## Task to complete
Type the records out again in full, exactly.

Dataset excerpts

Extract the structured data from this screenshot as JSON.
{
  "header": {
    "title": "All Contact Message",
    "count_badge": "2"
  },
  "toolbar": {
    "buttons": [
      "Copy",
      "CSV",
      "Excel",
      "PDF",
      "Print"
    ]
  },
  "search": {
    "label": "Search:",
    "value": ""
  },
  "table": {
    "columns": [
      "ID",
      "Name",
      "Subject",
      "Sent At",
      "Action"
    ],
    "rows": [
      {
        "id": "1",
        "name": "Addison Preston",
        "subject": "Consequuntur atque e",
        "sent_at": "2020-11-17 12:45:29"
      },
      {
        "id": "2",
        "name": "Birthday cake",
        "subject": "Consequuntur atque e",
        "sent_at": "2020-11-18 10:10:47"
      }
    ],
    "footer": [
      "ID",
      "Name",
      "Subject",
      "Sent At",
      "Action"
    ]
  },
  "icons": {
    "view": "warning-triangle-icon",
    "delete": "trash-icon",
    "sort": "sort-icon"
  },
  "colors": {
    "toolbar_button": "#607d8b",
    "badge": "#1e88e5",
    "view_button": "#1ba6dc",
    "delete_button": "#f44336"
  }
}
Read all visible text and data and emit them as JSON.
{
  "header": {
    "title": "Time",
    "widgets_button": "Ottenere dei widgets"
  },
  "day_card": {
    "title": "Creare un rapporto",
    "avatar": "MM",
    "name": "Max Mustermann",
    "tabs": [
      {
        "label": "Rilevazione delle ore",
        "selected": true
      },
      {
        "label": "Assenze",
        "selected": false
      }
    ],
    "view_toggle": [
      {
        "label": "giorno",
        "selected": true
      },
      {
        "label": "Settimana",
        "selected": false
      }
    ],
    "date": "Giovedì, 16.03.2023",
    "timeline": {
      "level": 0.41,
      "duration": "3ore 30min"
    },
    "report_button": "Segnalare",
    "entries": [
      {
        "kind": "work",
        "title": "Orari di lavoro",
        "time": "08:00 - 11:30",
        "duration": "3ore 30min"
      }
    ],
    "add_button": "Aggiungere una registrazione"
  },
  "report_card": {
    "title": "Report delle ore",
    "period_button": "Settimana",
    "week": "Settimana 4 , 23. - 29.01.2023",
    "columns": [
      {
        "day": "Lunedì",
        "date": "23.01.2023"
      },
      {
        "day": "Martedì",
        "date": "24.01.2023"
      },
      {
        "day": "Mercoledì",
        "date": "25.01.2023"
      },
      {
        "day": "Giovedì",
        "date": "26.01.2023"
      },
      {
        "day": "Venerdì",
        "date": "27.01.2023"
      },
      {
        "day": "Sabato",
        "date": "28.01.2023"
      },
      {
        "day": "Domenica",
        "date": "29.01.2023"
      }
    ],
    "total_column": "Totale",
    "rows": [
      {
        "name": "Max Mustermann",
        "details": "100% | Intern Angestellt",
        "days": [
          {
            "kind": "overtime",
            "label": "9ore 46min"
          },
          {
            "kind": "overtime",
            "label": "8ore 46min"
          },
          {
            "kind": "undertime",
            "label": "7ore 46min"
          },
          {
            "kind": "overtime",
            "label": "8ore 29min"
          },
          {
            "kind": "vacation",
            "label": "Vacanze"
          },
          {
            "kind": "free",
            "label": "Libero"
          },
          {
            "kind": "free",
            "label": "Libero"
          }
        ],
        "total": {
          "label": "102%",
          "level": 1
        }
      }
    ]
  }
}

## Reply
Extract the structured data from this screenshot as JSON.
{
  "header": {
    "title": "All Contact Message",
    "count_badge": "2"
  },
  "toolbar": {
    "buttons": [
      "Copy",
      "CSV",
      "Excel",
      "PDF",
      "Print"
    ]
  },
  "search": {
    "label": "Search:",
    "value": ""
  },
  "table": {
    "columns": [
      "ID",
      "Name",
      "Subject",
      "Sent At",
      "Action"
    ],
    "rows": [
      {
        "id": "1",
        "name": "Addison Preston",
        "subject": "Consequuntur atque e",
        "sent_at": "2020-11-17 12:45:29"
      },
      {
        "id": "2",
        "name": "Birthday cake",
        "subject": "Consequuntur atque e",
        "sent_at": "2020-11-18 10:10:47"
      }
    ],
    "footer": [
      "ID",
      "Name",
      "Subject",
      "Sent At",
      "Action"
    ]
  },
  "icons": {
    "view": "warning-triangle-icon",
    "delete": "trash-icon",
    "sort": "sort-icon"
  },
  "colors": {
    "toolbar_button": "#607d8b",
    "badge": "#1e88e5",
    "view_button": "#1ba6dc",
    "delete_button": "#f44336"
  }
}
Read all visible text and data and emit them as JSON.
{
  "header": {
    "title": "Time",
    "widgets_button": "Ottenere dei widgets"
  },
  "day_card": {
    "title": "Creare un rapporto",
    "avatar": "MM",
    "name": "Max Mustermann",
    "tabs": [
      {
        "label": "Rilevazione delle ore",
        "selected": true
      },
      {
        "label": "Assenze",
        "selected": false
      }
    ],
    "view_toggle": [
      {
        "label": "giorno",
        "selected": true
      },
      {
        "label": "Settimana",
        "selected": false
      }
    ],
    "date": "Giovedì, 16.03.2023",
    "timeline": {
      "level": 0.41,
      "duration": "3ore 30min"
    },
    "report_button": "Segnalare",
    "entries": [
      {
        "kind": "work",
        "title": "Orari di lavoro",
        "time": "08:00 - 11:30",
        "duration": "3ore 30min"
      }
    ],
    "add_button": "Aggiungere una registrazione"
  },
  "report_card": {
    "title": "Report delle ore",
    "period_button": "Settimana",
    "week": "Settimana 4 , 23. - 29.01.2023",
    "columns": [
      {
        "day": "Lunedì",
        "date": "23.01.2023"
      },
      {
        "day": "Martedì",
        "date": "24.01.2023"
      },
      {
        "day": "Mercoledì",
        "date": "25.01.2023"
      },
      {
        "day": "Giovedì",
        "date": "26.01.2023"
      },
      {
        "day": "Venerdì",
        "date": "27.01.2023"
      },
      {
        "day": "Sabato",
        "date": "28.01.2023"
      },
      {
        "day": "Domenica",
        "date": "29.01.2023"
      }
    ],
    "total_column": "Totale",
    "rows": [
      {
        "name": "Max Mustermann",
        "details": "100% | Intern Angestellt",
        "days": [
          {
            "kind": "overtime",
            "label": "9ore 46min"
          },
          {
            "kind": "overtime",
            "label": "8ore 46min"
          },
          {
            "kind": "undertime",
            "label": "7ore 46min"
          },
          {
            "kind": "overtime",
            "label": "8ore 29min"
          },
          {
            "kind": "vacation",
            "label": "Vacanze"
          },
          {
            "kind": "free",
            "label": "Libero"
          },
          {
            "kind": "free",
            "label": "Libero"
          }
        ],
        "total": {
          "label": "102%",
          "level": 1
        }
      }
    ]
  }
}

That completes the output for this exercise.